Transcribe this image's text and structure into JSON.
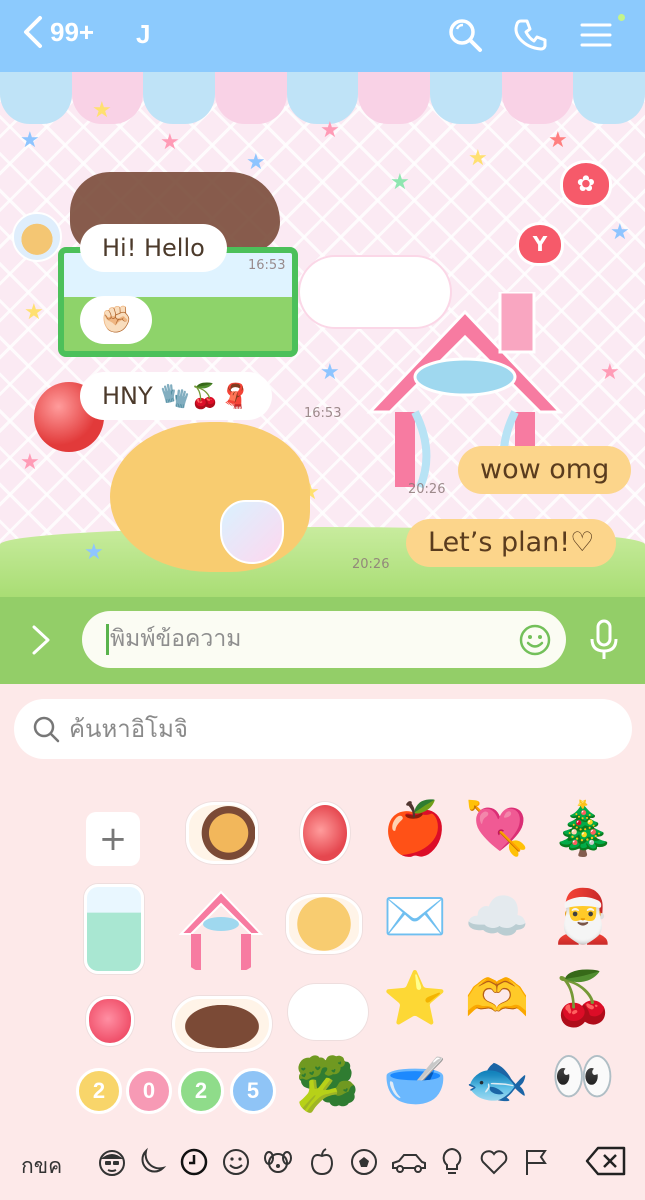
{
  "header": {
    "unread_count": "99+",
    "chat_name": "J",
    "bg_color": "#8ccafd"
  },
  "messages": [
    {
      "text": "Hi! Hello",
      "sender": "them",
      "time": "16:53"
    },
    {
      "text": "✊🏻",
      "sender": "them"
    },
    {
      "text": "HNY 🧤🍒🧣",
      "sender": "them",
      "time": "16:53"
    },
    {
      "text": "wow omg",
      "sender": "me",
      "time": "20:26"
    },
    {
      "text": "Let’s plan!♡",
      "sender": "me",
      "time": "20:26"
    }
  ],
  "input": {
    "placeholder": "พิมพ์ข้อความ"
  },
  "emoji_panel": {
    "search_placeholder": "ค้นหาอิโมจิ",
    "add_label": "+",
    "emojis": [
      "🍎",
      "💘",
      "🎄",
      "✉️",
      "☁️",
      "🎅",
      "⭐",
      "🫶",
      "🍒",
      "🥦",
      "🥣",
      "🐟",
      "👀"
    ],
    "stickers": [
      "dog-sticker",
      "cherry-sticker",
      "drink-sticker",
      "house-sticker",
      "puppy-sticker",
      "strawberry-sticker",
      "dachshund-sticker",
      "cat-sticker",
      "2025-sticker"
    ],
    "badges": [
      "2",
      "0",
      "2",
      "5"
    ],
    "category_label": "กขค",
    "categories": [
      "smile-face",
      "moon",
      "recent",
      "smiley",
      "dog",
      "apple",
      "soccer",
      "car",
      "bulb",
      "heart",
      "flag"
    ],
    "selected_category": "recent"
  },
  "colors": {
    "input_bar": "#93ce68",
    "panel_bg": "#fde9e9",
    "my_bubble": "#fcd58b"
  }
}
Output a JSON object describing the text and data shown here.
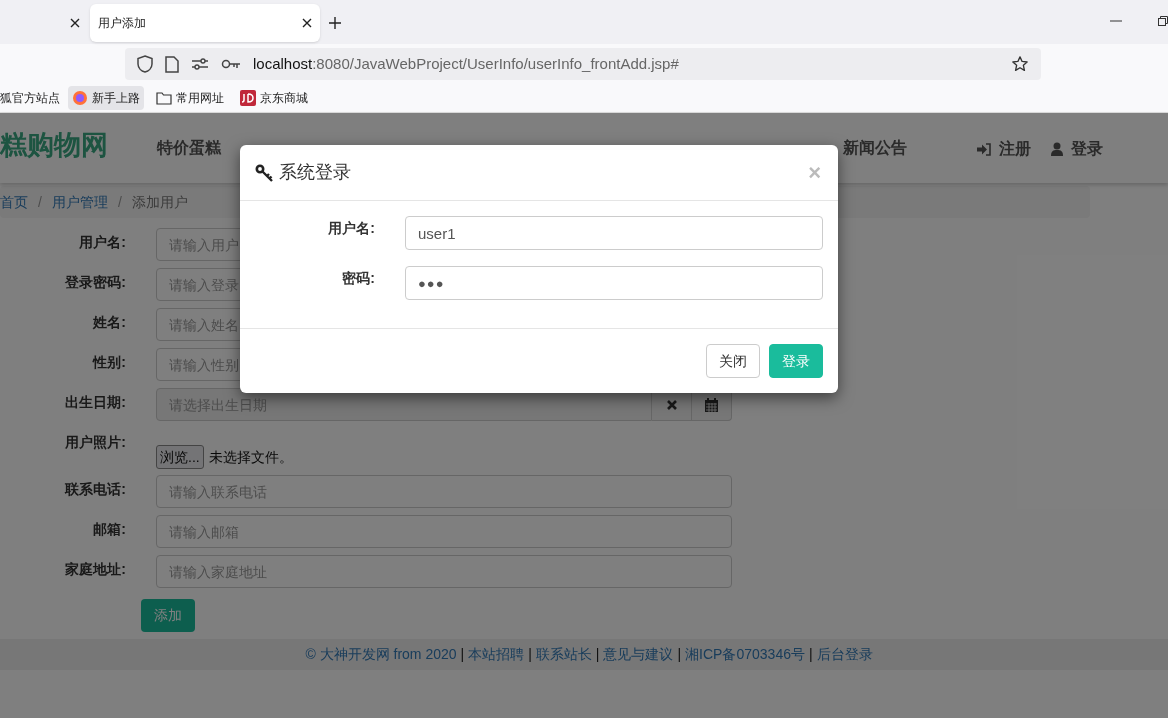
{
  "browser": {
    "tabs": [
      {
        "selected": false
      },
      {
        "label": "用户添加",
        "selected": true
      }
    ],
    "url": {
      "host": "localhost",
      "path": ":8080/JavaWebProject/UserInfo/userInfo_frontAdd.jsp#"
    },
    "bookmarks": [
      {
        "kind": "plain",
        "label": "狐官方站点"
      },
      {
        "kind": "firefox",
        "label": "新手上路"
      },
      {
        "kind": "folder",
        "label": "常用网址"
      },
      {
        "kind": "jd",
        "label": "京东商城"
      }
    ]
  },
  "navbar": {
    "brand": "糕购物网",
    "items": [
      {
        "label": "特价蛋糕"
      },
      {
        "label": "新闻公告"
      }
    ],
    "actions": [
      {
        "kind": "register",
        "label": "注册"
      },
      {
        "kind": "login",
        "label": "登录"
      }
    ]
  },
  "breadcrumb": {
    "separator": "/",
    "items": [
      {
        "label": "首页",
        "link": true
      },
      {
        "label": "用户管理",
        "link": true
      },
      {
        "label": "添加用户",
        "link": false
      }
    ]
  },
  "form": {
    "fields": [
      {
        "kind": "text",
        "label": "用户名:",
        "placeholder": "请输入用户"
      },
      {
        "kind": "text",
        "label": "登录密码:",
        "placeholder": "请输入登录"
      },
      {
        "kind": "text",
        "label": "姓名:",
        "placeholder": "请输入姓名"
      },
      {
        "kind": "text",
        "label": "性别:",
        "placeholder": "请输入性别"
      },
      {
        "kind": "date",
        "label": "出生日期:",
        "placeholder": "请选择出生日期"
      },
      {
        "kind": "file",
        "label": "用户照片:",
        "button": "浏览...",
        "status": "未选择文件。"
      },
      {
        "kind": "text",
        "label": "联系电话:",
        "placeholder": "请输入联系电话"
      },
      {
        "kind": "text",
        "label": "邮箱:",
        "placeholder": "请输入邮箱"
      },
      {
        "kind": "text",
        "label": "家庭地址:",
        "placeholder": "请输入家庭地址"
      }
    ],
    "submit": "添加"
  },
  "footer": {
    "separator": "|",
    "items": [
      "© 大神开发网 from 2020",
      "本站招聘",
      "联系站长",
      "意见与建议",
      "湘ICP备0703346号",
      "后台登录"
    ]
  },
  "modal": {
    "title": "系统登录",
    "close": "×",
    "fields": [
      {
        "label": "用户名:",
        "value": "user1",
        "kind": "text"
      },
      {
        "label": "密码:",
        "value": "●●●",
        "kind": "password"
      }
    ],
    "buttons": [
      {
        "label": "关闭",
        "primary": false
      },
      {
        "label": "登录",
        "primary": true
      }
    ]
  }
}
§
> Exercise details
List all lines holding the string "JSON".

> Result of this task
Transcribe this image's text and structure into JSON.
Output a JSON object describing the text and data shown here.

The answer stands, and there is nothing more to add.